_WHAT IS ASKED_: Copy the passage of the bike identification thread starting with "# Need help" and going on through "would be great.".

_SOURCE EXTRACT_:
# Need help identifying this



## cmiconi (Sep 28, 2013)

So, I bought this from a friend a couple of weeks ago and I'm trying to figure out what it is.  Overall the chrome on it isn't that bad, there are a couple of spots that need some work though.  The tank and chain guard both look like they used to be blue originally and someone painted them red.

Anyways I did some looking around the forums and to me it looks like an old huffy judging by the frame style but the chain guard faintly says rollfast underneath the paint.  Eventually I would like to restore it but I don't want to do anything until I know what it is.  Also, from what I've seen on some other bikes the tank actually has a light piece that attaches to it, if anyone could comment on that as well it would be great.


















-Chris


----------



## ReVo (Sep 28, 2013)

[Records from a collection]
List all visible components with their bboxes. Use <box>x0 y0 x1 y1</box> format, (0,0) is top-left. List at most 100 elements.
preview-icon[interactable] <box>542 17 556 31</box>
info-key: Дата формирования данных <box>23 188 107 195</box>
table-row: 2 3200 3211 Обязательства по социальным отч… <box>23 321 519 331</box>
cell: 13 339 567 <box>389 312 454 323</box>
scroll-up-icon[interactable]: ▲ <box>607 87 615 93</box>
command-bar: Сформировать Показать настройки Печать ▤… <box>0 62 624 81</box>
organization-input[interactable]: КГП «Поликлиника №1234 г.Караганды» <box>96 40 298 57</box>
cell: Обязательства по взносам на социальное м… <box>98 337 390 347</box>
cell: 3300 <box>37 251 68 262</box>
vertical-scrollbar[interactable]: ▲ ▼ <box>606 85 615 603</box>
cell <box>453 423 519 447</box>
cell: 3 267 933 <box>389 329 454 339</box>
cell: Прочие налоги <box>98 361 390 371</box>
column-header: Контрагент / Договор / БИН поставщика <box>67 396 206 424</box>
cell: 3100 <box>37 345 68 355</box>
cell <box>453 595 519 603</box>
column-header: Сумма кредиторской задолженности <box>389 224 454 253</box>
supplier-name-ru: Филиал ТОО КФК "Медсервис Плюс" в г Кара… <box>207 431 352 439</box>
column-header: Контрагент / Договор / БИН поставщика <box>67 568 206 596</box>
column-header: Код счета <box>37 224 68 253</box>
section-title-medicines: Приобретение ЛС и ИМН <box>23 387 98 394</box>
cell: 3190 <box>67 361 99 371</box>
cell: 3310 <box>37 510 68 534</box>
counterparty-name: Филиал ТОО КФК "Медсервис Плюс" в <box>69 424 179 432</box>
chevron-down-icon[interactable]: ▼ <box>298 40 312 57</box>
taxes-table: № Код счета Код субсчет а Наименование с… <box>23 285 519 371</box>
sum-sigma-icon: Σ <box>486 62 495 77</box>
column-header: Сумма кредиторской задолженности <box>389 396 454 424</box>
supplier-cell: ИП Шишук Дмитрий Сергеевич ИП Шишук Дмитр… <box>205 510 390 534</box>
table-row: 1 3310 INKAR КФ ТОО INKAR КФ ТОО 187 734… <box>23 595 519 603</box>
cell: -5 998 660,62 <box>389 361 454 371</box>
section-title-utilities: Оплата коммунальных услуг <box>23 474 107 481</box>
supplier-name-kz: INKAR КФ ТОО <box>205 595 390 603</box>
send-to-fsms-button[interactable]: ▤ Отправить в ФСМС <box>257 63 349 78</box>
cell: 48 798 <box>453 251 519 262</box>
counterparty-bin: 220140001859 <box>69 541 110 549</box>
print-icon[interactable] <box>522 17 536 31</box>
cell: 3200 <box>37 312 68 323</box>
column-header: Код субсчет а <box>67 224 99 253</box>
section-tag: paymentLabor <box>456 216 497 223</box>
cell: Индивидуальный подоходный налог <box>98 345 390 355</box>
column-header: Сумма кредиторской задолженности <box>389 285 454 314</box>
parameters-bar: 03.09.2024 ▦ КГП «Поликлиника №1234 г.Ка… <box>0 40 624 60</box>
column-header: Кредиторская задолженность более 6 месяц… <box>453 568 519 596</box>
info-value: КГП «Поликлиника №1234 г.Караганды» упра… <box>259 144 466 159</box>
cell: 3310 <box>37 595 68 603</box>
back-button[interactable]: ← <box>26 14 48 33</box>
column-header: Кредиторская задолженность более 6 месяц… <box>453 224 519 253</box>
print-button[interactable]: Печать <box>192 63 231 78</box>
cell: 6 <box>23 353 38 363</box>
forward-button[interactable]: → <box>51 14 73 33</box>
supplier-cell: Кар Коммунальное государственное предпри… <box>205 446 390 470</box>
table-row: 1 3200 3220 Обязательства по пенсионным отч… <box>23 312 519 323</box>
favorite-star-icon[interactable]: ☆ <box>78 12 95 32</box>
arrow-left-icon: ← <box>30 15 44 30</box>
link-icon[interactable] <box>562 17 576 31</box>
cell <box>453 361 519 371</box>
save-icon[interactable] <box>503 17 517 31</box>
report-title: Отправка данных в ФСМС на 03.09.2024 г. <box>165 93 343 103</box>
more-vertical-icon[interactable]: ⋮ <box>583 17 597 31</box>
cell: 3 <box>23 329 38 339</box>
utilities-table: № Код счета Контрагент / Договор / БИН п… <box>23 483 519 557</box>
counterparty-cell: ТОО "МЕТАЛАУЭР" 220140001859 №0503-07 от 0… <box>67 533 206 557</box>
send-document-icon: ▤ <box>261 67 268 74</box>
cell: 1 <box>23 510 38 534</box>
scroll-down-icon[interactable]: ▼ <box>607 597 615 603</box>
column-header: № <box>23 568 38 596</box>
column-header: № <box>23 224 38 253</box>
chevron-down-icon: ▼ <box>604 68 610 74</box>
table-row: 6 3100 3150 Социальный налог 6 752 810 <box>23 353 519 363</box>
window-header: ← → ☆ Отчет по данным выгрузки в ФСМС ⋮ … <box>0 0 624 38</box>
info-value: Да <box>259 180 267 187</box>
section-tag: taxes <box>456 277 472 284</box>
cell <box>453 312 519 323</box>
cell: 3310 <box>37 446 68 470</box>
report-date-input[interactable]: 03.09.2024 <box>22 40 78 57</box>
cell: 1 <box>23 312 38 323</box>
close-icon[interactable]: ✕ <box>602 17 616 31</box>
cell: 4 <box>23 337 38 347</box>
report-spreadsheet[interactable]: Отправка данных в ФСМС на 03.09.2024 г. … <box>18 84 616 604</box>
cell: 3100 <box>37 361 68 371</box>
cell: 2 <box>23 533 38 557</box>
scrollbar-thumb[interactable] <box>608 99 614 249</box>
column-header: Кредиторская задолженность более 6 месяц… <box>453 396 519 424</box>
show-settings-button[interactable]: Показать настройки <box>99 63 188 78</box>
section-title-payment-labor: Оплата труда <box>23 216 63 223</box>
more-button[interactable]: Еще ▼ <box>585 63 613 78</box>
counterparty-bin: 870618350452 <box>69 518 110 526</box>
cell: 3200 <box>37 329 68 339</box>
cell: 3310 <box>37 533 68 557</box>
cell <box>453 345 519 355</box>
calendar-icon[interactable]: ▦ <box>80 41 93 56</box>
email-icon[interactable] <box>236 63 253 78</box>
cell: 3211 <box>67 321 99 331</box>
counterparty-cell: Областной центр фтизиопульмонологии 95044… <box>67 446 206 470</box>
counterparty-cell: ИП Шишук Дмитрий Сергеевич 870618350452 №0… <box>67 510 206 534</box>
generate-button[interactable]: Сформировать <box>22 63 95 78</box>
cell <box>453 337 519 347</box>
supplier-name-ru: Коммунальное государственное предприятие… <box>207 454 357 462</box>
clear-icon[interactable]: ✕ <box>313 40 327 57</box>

_RESULT OF THE EXERCISE_:
# Need help identifying this



## cmiconi (Sep 28, 2013)

So, I bought this from a friend a couple of weeks ago and I'm trying to figure out what it is.  Overall the chrome on it isn't that bad, there are a couple of spots that need some work though.  The tank and chain guard both look like they used to be blue originally and someone painted them red.

Anyways I did some looking around the forums and to me it looks like an old huffy judging by the frame style but the chain guard faintly says rollfast underneath the paint.  Eventually I would like to restore it but I don't want to do anything until I know what it is.  Also, from what I've seen on some other bikes the tank actually has a light piece that attaches to it, if anyone could comment on that as well it would be great.